(Data provided):
= = =

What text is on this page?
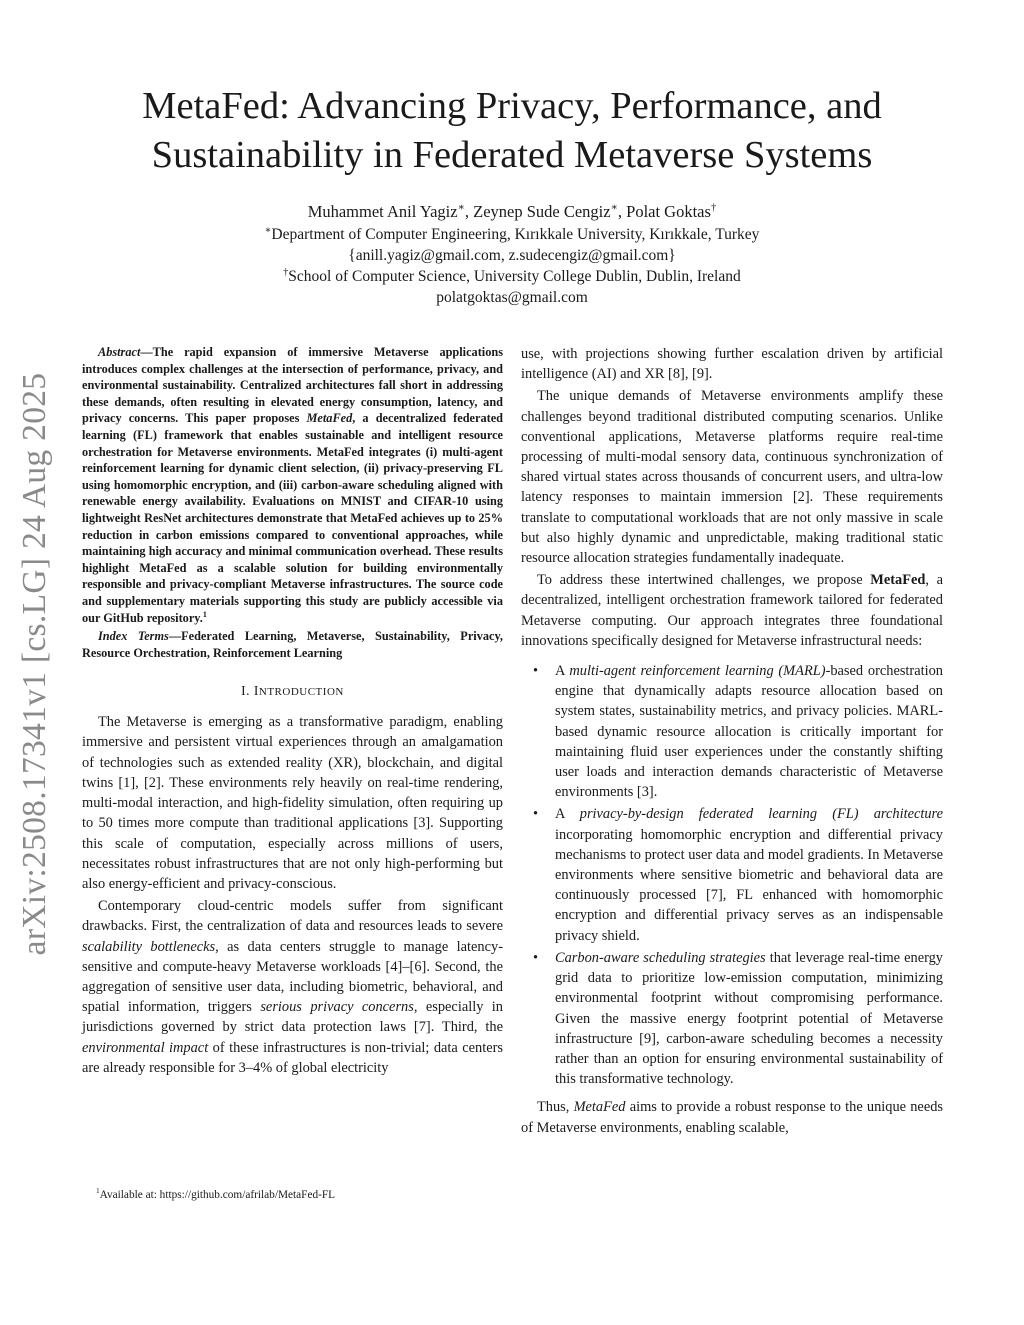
arXiv:2508.17341v1 [cs.LG] 24 Aug 2025
MetaFed: Advancing Privacy, Performance, and
Sustainability in Federated Metaverse Systems
Muhammet Anil Yagiz∗, Zeynep Sude Cengiz∗, Polat Goktas†
∗Department of Computer Engineering, Kırıkkale University, Kırıkkale, Turkey
{anill.yagiz@gmail.com, z.sudecengiz@gmail.com}
†School of Computer Science, University College Dublin, Dublin, Ireland
polatgoktas@gmail.com

Abstract—The rapid expansion of immersive Metaverse applications introduces complex challenges at the intersection of performance, privacy, and environmental sustainability. Centralized architectures fall short in addressing these demands, often resulting in elevated energy consumption, latency, and privacy concerns. This paper proposes MetaFed, a decentralized federated learning (FL) framework that enables sustainable and intelligent resource orchestration for Metaverse environments. MetaFed integrates (i) multi-agent reinforcement learning for dynamic client selection, (ii) privacy-preserving FL using homomorphic encryption, and (iii) carbon-aware scheduling aligned with renewable energy availability. Evaluations on MNIST and CIFAR-10 using lightweight ResNet architectures demonstrate that MetaFed achieves up to 25% reduction in carbon emissions compared to conventional approaches, while maintaining high accuracy and minimal communication overhead. These results highlight MetaFed as a scalable solution for building environmentally responsible and privacy-compliant Metaverse infrastructures. The source code and supplementary materials supporting this study are publicly accessible via our GitHub repository.$^1$

Index Terms—Federated Learning, Metaverse, Sustainability, Privacy, Resource Orchestration, Reinforcement Learning

I. INTRODUCTION

The Metaverse is emerging as a transformative paradigm, enabling immersive and persistent virtual experiences through an amalgamation of technologies such as extended reality (XR), blockchain, and digital twins [1], [2]. These environments rely heavily on real-time rendering, multi-modal interaction, and high-fidelity simulation, often requiring up to 50 times more compute than traditional applications [3]. Supporting this scale of computation, especially across millions of users, necessitates robust infrastructures that are not only high-performing but also energy-efficient and privacy-conscious.

Contemporary cloud-centric models suffer from significant drawbacks. First, the centralization of data and resources leads to severe scalability bottlenecks, as data centers struggle to manage latency-sensitive and compute-heavy Metaverse workloads [4]–[6]. Second, the aggregation of sensitive user data, including biometric, behavioral, and spatial information, triggers serious privacy concerns, especially in jurisdictions governed by strict data protection laws [7]. Third, the environmental impact of these infrastructures is non-trivial; data centers are already responsible for 3–4% of global electricity

use, with projections showing further escalation driven by artificial intelligence (AI) and XR [8], [9].

The unique demands of Metaverse environments amplify these challenges beyond traditional distributed computing scenarios. Unlike conventional applications, Metaverse platforms require real-time processing of multi-modal sensory data, continuous synchronization of shared virtual states across thousands of concurrent users, and ultra-low latency responses to maintain immersion [2]. These requirements translate to computational workloads that are not only massive in scale but also highly dynamic and unpredictable, making traditional static resource allocation strategies fundamentally inadequate.

To address these intertwined challenges, we propose MetaFed, a decentralized, intelligent orchestration framework tailored for federated Metaverse computing. Our approach integrates three foundational innovations specifically designed for Metaverse infrastructural needs:

• A multi-agent reinforcement learning (MARL)-based orchestration engine that dynamically adapts resource allocation based on system states, sustainability metrics, and privacy policies. MARL-based dynamic resource allocation is critically important for maintaining fluid user experiences under the constantly shifting user loads and interaction demands characteristic of Metaverse environments [3].
• A privacy-by-design federated learning (FL) architecture incorporating homomorphic encryption and differential privacy mechanisms to protect user data and model gradients. In Metaverse environments where sensitive biometric and behavioral data are continuously processed [7], FL enhanced with homomorphic encryption and differential privacy serves as an indispensable privacy shield.
• Carbon-aware scheduling strategies that leverage real-time energy grid data to prioritize low-emission computation, minimizing environmental footprint without compromising performance. Given the massive energy footprint potential of Metaverse infrastructure [9], carbon-aware scheduling becomes a necessity rather than an option for ensuring environmental sustainability of this transformative technology.

Thus, MetaFed aims to provide a robust response to the unique needs of Metaverse environments, enabling scalable,

$^1$Available at: https://github.com/afrilab/MetaFed-FL
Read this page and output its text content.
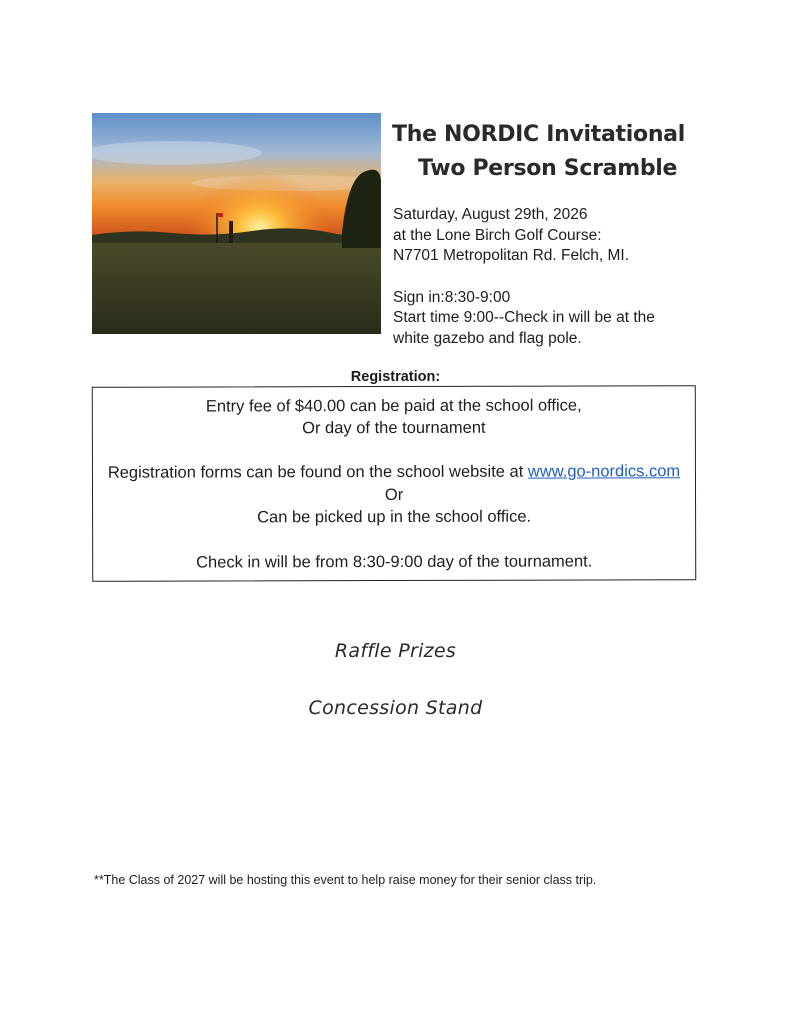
The NORDIC Invitational
Two Person Scramble

Saturday, August 29th, 2026

at the Lone Birch Golf Course:

N7701 Metropolitan Rd. Felch, MI.

Sign in:8:30-9:00

Start time 9:00--Check in will be at the

white gazebo and flag pole.

Registration:
Entry fee of $40.00 can be paid at the school office,
Or day of the tournament
Registration forms can be found on the school website at www.go-nordics.com
Or
Can be picked up in the school office.
Check in will be from 8:30-9:00 day of the tournament.
Raffle Prizes
Concession Stand
**The Class of 2027 will be hosting this event to help raise money for their senior class trip.
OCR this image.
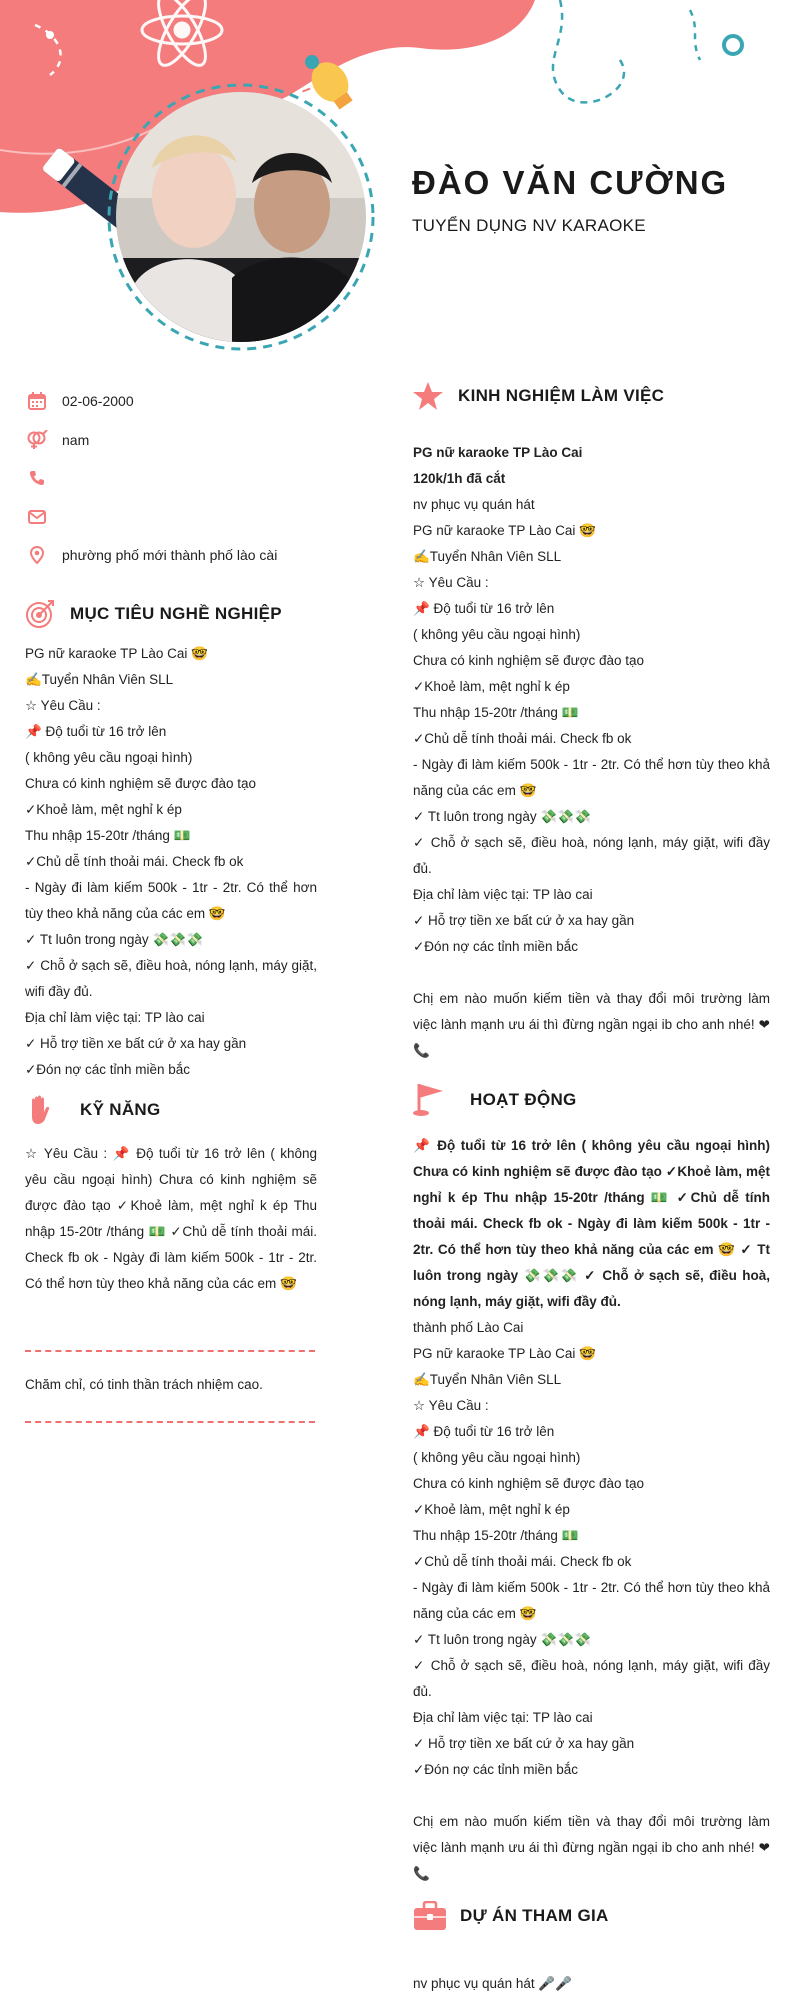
ĐÀO VĂN CƯỜNG
TUYỂN DỤNG NV KARAOKE
02-06-2000
nam
phường phố mới thành phố lào cài
MỤC TIÊU NGHỀ NGHIỆP

PG nữ karaoke TP Lào Cai 🤓

✍Tuyển Nhân Viên SLL

☆ Yêu Cầu :

📌 Độ tuổi từ 16 trở lên

( không yêu cầu ngoại hình)

Chưa có kinh nghiệm sẽ được đào tạo

✓Khoẻ làm, mệt nghỉ k ép

Thu nhập 15-20tr /tháng 💵

✓Chủ dễ tính thoải mái. Check fb ok

- Ngày đi làm kiếm 500k - 1tr - 2tr. Có thể hơn tùy theo khả năng của các em 🤓

✓ Tt luôn trong ngày 💸💸💸

✓ Chỗ ở sạch sẽ, điều hoà, nóng lạnh, máy giặt, wifi đầy đủ.

Địa chỉ làm việc tại: TP lào cai

✓ Hỗ trợ tiền xe bất cứ ở xa hay gần

✓Đón nợ các tỉnh miền bắc

KỸ NĂNG
☆ Yêu Cầu : 📌 Độ tuổi từ 16 trở lên ( không yêu cầu ngoại hình) Chưa có kinh nghiệm sẽ được đào tạo ✓Khoẻ làm, mệt nghỉ k ép Thu nhập 15-20tr /tháng 💵 ✓Chủ dễ tính thoải mái. Check fb ok - Ngày đi làm kiếm 500k - 1tr - 2tr. Có thể hơn tùy theo khả năng của các em 🤓
Chăm chỉ, có tinh thần trách nhiệm cao.
KINH NGHIỆM LÀM VIỆC

PG nữ karaoke TP Lào Cai

120k/1h đã cắt

nv phục vụ quán hát

PG nữ karaoke TP Lào Cai 🤓

✍Tuyển Nhân Viên SLL

☆ Yêu Cầu :

📌 Độ tuổi từ 16 trở lên

( không yêu cầu ngoại hình)

Chưa có kinh nghiệm sẽ được đào tạo

✓Khoẻ làm, mệt nghỉ k ép

Thu nhập 15-20tr /tháng 💵

✓Chủ dễ tính thoải mái. Check fb ok

- Ngày đi làm kiếm 500k - 1tr - 2tr. Có thể hơn tùy theo khả năng của các em 🤓

✓ Tt luôn trong ngày 💸💸💸

✓ Chỗ ở sạch sẽ, điều hoà, nóng lạnh, máy giặt, wifi đầy đủ.

Địa chỉ làm việc tại: TP lào cai

✓ Hỗ trợ tiền xe bất cứ ở xa hay gần

✓Đón nợ các tỉnh miền bắc

Chị em nào muốn kiếm tiền và thay đổi môi trường làm việc lành mạnh ưu ái thì đừng ngần ngại ib cho anh nhé! ❤📞

HOẠT ĐỘNG

📌 Độ tuổi từ 16 trở lên ( không yêu cầu ngoại hình) Chưa có kinh nghiệm sẽ được đào tạo ✓Khoẻ làm, mệt nghỉ k ép Thu nhập 15-20tr /tháng 💵 ✓Chủ dễ tính thoải mái. Check fb ok - Ngày đi làm kiếm 500k - 1tr - 2tr. Có thể hơn tùy theo khả năng của các em 🤓 ✓ Tt luôn trong ngày 💸💸💸 ✓ Chỗ ở sạch sẽ, điều hoà, nóng lạnh, máy giặt, wifi đầy đủ.

thành phố Lào Cai

PG nữ karaoke TP Lào Cai 🤓

✍Tuyển Nhân Viên SLL

☆ Yêu Cầu :

📌 Độ tuổi từ 16 trở lên

( không yêu cầu ngoại hình)

Chưa có kinh nghiệm sẽ được đào tạo

✓Khoẻ làm, mệt nghỉ k ép

Thu nhập 15-20tr /tháng 💵

✓Chủ dễ tính thoải mái. Check fb ok

- Ngày đi làm kiếm 500k - 1tr - 2tr. Có thể hơn tùy theo khả năng của các em 🤓

✓ Tt luôn trong ngày 💸💸💸

✓ Chỗ ở sạch sẽ, điều hoà, nóng lạnh, máy giặt, wifi đầy đủ.

Địa chỉ làm việc tại: TP lào cai

✓ Hỗ trợ tiền xe bất cứ ở xa hay gần

✓Đón nợ các tỉnh miền bắc

Chị em nào muốn kiếm tiền và thay đổi môi trường làm việc lành mạnh ưu ái thì đừng ngần ngại ib cho anh nhé! ❤📞

DỰ ÁN THAM GIA
nv phục vụ quán hát 🎤🎤
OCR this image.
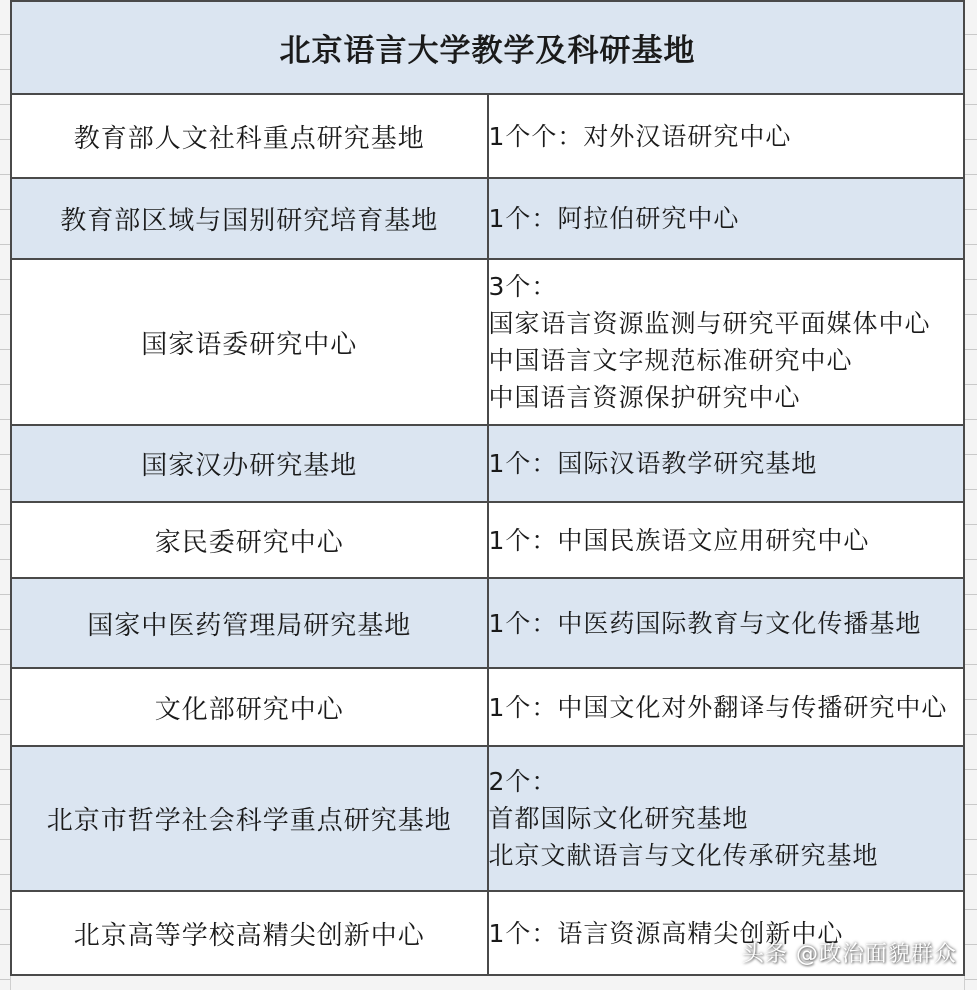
北京语言大学教学及科研基地	
教育部人文社科重点研究基地	1个个：对外汉语研究中心

教育部区域与国别研究培育基地	1个：阿拉伯研究中心

国家语委研究中心	3个：
国家语言资源监测与研究平面媒体中心
中国语言文字规范标准研究中心
中国语言资源保护研究中心

国家汉办研究基地	1个：国际汉语教学研究基地

家民委研究中心	1个：中国民族语文应用研究中心

国家中医药管理局研究基地	1个：中医药国际教育与文化传播基地

文化部研究中心	1个：中国文化对外翻译与传播研究中心

北京市哲学社会科学重点研究基地	2个：
首都国际文化研究基地
北京文献语言与文化传承研究基地

北京高等学校高精尖创新中心	1个：语言资源高精尖创新中心
头条 @政治面貌群众
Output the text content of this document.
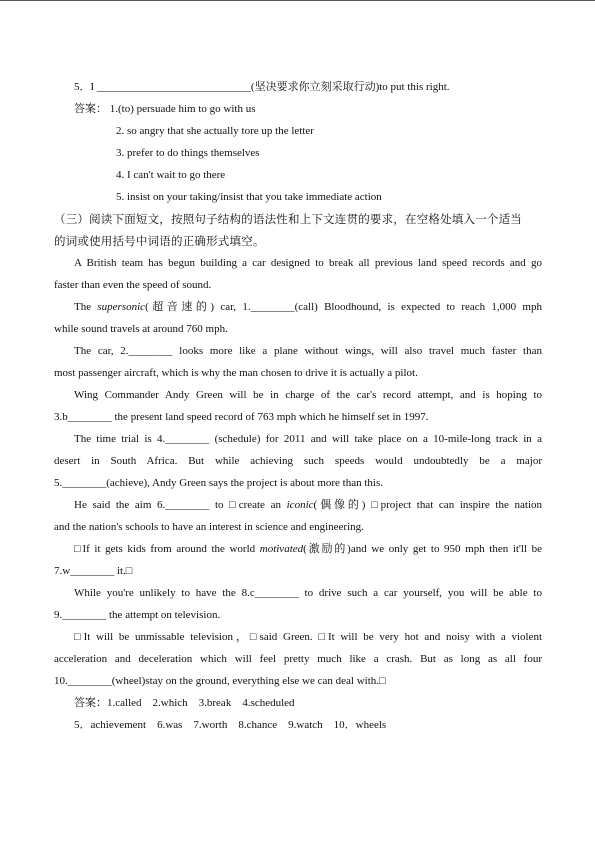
5．I ____________________________(坚决要求你立刻采取行动)to put this right.
答案： 1.(to) persuade him to go with us
2. so angry that she actually tore up the letter
3. prefer to do things themselves
4. I can't wait to go there
5. insist on your taking/insist that you take immediate action
（三）阅读下面短文，按照句子结构的语法性和上下文连贯的要求，在空格处填入一个适当
的词或使用括号中词语的正确形式填空。
A British team has begun building a car designed to break all previous land speed records and go
faster than even the speed of sound.
The supersonic(超音速的) car, 1.________(call) Bloodhound, is expected to reach 1,000 mph
while sound travels at around 760 mph.
The car, 2.________ looks more like a plane without wings, will also travel much faster than
most passenger aircraft, which is why the man chosen to drive it is actually a pilot.
Wing Commander Andy Green will be in charge of the car's record attempt, and is hoping to
3.b________ the present land speed record of 763 mph which he himself set in 1997.
The time trial is 4.________ (schedule) for 2011 and will take place on a 10-mile-long track in a
desert in South Africa. But while achieving such speeds would undoubtedly be a major
5.________(achieve), Andy Green says the project is about more than this.
He said the aim 6.________ to □create an iconic(偶像的) □project that can inspire the nation
and the nation's schools to have an interest in science and engineering.
□If it gets kids from around the world motivated(激励的)and we only get to 950 mph then it'll be
7.w________ it.□
While you're unlikely to have the 8.c________ to drive such a car yourself, you will be able to
9.________ the attempt on television.
□It will be unmissable television，□said Green. □It will be very hot and noisy with a violent
acceleration and deceleration which will feel pretty much like a crash. But as long as all four
10.________(wheel)stay on the ground, everything else we can deal with.□
答案：1.called    2.which    3.break    4.scheduled
5．achievement    6.was    7.worth    8.chance    9.watch    10．wheels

= = =

(What you need to do): Your answer should be a single number: the count of lines in these records that hold the string "Computer".

(Task result): 2